Edit the records from their first line through the line containing "y-tick-label: 4 (104, 454, 124, 498)" by replacing "error-bar" with "error bar", and give those lines back with everything else unchanged.

----------

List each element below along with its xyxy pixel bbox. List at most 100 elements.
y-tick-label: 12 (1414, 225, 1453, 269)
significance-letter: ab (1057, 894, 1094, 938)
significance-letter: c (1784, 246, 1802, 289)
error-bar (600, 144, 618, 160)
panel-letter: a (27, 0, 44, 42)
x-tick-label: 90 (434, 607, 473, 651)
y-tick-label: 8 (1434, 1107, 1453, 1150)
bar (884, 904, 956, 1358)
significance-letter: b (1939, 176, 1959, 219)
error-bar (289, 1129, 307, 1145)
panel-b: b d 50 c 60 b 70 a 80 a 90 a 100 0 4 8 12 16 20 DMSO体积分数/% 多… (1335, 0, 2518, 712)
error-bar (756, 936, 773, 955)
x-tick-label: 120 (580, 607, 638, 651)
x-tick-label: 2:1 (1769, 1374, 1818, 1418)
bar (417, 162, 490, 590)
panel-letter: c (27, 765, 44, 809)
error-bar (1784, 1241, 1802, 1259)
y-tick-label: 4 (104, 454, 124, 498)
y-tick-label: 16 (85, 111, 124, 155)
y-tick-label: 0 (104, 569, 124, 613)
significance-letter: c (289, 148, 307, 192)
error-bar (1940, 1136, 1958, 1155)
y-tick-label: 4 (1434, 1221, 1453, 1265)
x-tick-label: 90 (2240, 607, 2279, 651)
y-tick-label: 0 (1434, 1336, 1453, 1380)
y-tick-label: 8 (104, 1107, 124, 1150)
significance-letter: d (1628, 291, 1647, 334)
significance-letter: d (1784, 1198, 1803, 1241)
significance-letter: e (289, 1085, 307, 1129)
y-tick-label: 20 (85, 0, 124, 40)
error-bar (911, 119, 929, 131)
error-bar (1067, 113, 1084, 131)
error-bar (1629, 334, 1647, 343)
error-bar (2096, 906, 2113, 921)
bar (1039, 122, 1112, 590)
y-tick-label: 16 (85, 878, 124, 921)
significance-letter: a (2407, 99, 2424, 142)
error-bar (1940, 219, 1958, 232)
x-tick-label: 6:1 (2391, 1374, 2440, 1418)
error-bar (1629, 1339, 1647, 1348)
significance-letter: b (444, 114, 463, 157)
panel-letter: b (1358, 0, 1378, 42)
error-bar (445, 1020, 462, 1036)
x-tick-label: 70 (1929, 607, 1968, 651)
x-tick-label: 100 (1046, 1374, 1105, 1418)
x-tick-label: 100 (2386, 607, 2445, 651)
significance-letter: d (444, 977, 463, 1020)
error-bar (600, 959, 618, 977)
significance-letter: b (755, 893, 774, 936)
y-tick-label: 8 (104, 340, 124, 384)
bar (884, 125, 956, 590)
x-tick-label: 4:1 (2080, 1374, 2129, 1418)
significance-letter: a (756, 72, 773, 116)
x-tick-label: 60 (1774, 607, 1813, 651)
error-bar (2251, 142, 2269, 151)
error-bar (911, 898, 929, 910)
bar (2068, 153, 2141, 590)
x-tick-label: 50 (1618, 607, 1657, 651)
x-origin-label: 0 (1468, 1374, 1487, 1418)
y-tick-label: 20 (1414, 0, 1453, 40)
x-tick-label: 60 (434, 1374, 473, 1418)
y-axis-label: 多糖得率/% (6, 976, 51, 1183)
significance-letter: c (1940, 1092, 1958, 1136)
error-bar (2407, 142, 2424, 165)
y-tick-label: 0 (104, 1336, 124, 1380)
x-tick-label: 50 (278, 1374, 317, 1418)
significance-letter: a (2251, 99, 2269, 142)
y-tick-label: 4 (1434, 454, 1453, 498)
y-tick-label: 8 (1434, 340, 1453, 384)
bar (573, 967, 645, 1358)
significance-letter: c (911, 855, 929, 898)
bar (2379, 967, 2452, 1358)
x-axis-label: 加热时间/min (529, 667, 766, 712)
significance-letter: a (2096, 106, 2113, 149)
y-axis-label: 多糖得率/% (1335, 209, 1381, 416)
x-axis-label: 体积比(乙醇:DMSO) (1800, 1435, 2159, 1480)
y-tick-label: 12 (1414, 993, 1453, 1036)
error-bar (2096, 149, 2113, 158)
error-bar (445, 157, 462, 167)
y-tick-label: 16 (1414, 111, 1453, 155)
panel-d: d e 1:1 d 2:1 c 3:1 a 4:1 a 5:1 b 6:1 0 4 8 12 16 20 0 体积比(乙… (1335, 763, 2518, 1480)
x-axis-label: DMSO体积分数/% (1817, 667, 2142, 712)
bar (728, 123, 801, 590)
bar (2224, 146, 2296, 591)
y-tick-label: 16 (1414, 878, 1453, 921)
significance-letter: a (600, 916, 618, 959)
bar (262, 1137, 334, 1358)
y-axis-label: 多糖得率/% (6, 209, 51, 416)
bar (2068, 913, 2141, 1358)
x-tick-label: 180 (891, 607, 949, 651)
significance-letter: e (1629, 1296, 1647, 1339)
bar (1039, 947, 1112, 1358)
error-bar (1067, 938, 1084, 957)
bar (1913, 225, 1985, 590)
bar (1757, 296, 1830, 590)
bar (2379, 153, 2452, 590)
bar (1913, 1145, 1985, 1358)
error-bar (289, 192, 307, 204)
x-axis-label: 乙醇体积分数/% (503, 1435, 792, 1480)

----------

Task output
List each element below along with its xyxy pixel bbox. List at most 100 elements.
y-tick-label: 12 (1414, 225, 1453, 269)
significance-letter: ab (1057, 894, 1094, 938)
significance-letter: c (1784, 246, 1802, 289)
error bar (600, 144, 618, 160)
panel-letter: a (27, 0, 44, 42)
x-tick-label: 90 (434, 607, 473, 651)
y-tick-label: 8 (1434, 1107, 1453, 1150)
bar (884, 904, 956, 1358)
significance-letter: b (1939, 176, 1959, 219)
error bar (289, 1129, 307, 1145)
panel-b: b d 50 c 60 b 70 a 80 a 90 a 100 0 4 8 12 16 20 DMSO体积分数/% 多… (1335, 0, 2518, 712)
error bar (756, 936, 773, 955)
x-tick-label: 120 (580, 607, 638, 651)
x-tick-label: 2:1 (1769, 1374, 1818, 1418)
bar (417, 162, 490, 590)
panel-letter: c (27, 765, 44, 809)
error bar (1784, 1241, 1802, 1259)
y-tick-label: 4 (104, 454, 124, 498)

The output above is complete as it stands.